> [Work to complete]
In the listing below, find every line containing "screenshot" and copy it out.

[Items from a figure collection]
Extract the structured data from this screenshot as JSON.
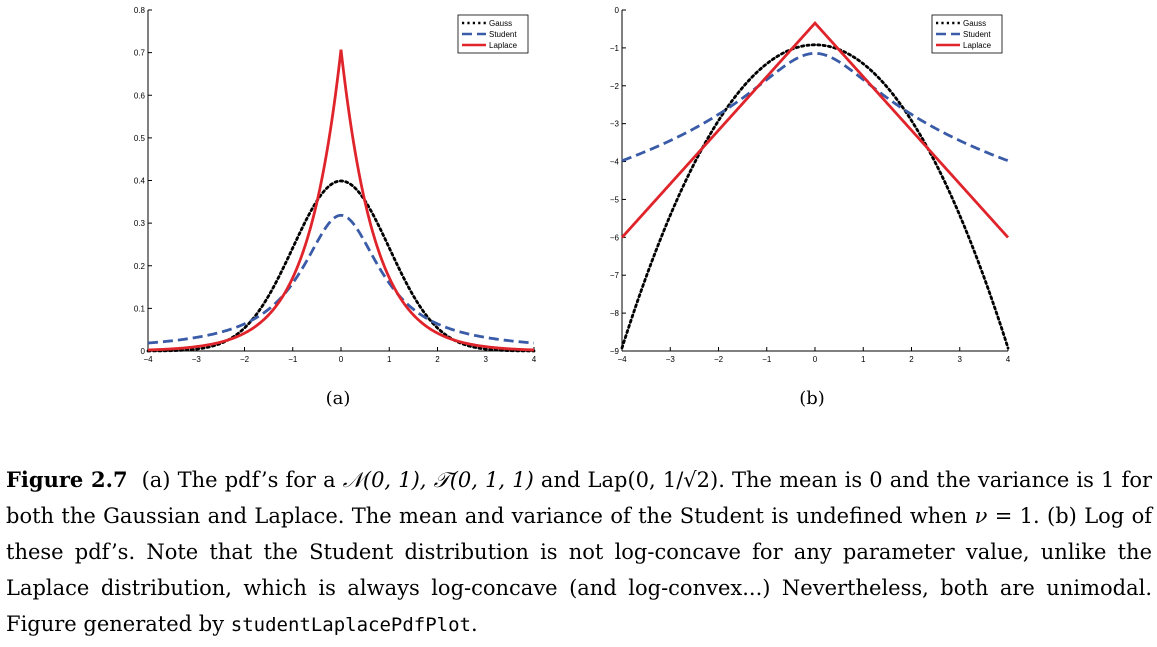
{
  "chart_data": [
    {
      "type": "line",
      "subfigure_label": "(a)",
      "x_range": [
        -4,
        4
      ],
      "ylim": [
        0,
        0.8
      ],
      "x_ticks": [
        "−4",
        "−3",
        "−2",
        "−1",
        "0",
        "1",
        "2",
        "3",
        "4"
      ],
      "y_ticks": [
        "0",
        "0.1",
        "0.2",
        "0.3",
        "0.4",
        "0.5",
        "0.6",
        "0.7",
        "0.8"
      ],
      "legend_position": "top-right",
      "series": [
        {
          "name": "Gauss",
          "style": "dotted",
          "color": "#000000",
          "function": "normal_pdf"
        },
        {
          "name": "Student",
          "style": "dashed",
          "color": "#3a5ba8",
          "function": "student_t1_pdf"
        },
        {
          "name": "Laplace",
          "style": "solid",
          "color": "#e0242b",
          "function": "laplace_pdf"
        }
      ]
    },
    {
      "type": "line",
      "subfigure_label": "(b)",
      "x_range": [
        -4,
        4
      ],
      "ylim": [
        -9,
        0
      ],
      "x_ticks": [
        "−4",
        "−3",
        "−2",
        "−1",
        "0",
        "1",
        "2",
        "3",
        "4"
      ],
      "y_ticks": [
        "−9",
        "−8",
        "−7",
        "−6",
        "−5",
        "−4",
        "−3",
        "−2",
        "−1",
        "0"
      ],
      "legend_position": "top-right",
      "series": [
        {
          "name": "Gauss",
          "style": "dotted",
          "color": "#000000",
          "function": "log_normal_pdf"
        },
        {
          "name": "Student",
          "style": "dashed",
          "color": "#3a5ba8",
          "function": "log_student_t1_pdf"
        },
        {
          "name": "Laplace",
          "style": "solid",
          "color": "#e0242b",
          "function": "log_laplace_pdf"
        }
      ]
    }
  ],
  "caption": {
    "label": "Figure 2.7",
    "part1": "(a) The pdf’s for a ",
    "m1": "𝒩(0, 1), 𝒯(0, 1, 1)",
    "part2": " and Lap(0, 1/√2). The mean is 0 and the variance is 1 for both the Gaussian and Laplace. The mean and variance of the Student is undefined when ",
    "m2": "ν",
    "part3": " = 1. (b) Log of these pdf’s. Note that the Student distribution is not log-concave for any parameter value, unlike the Laplace distribution, which is always log-concave (and log-convex...) Nevertheless, both are unimodal. Figure generated by ",
    "code": "studentLaplacePdfPlot",
    "end": "."
  }
}
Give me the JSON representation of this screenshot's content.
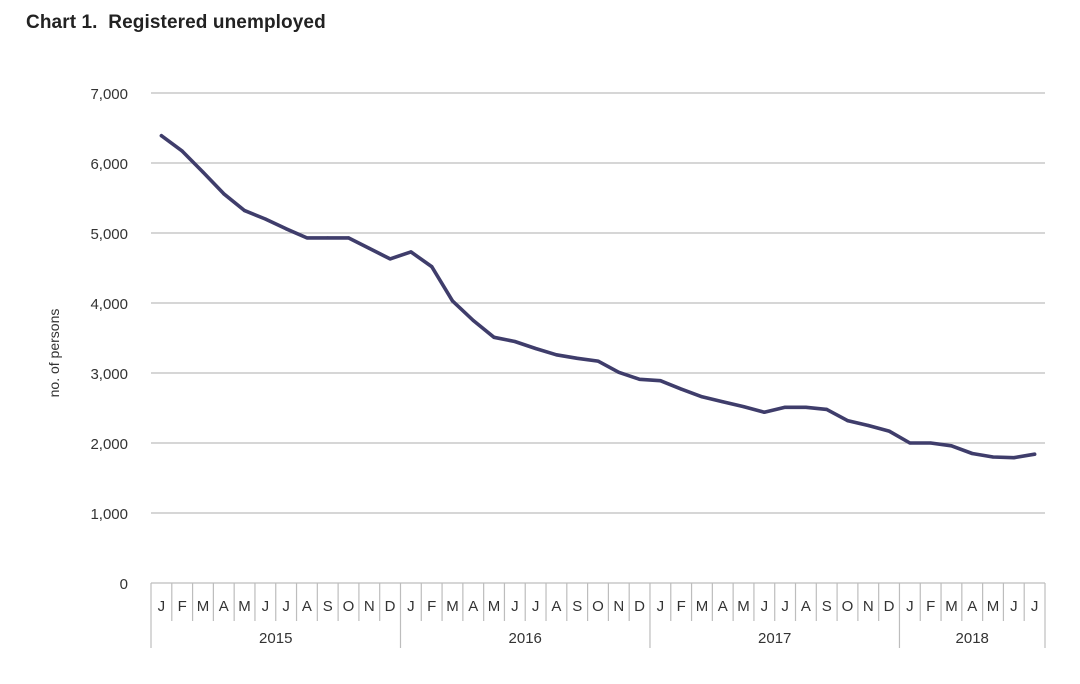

> [Completed task]
Extract the structured data from this screenshot as JSON.
Give me the JSON representation of this screenshot's content.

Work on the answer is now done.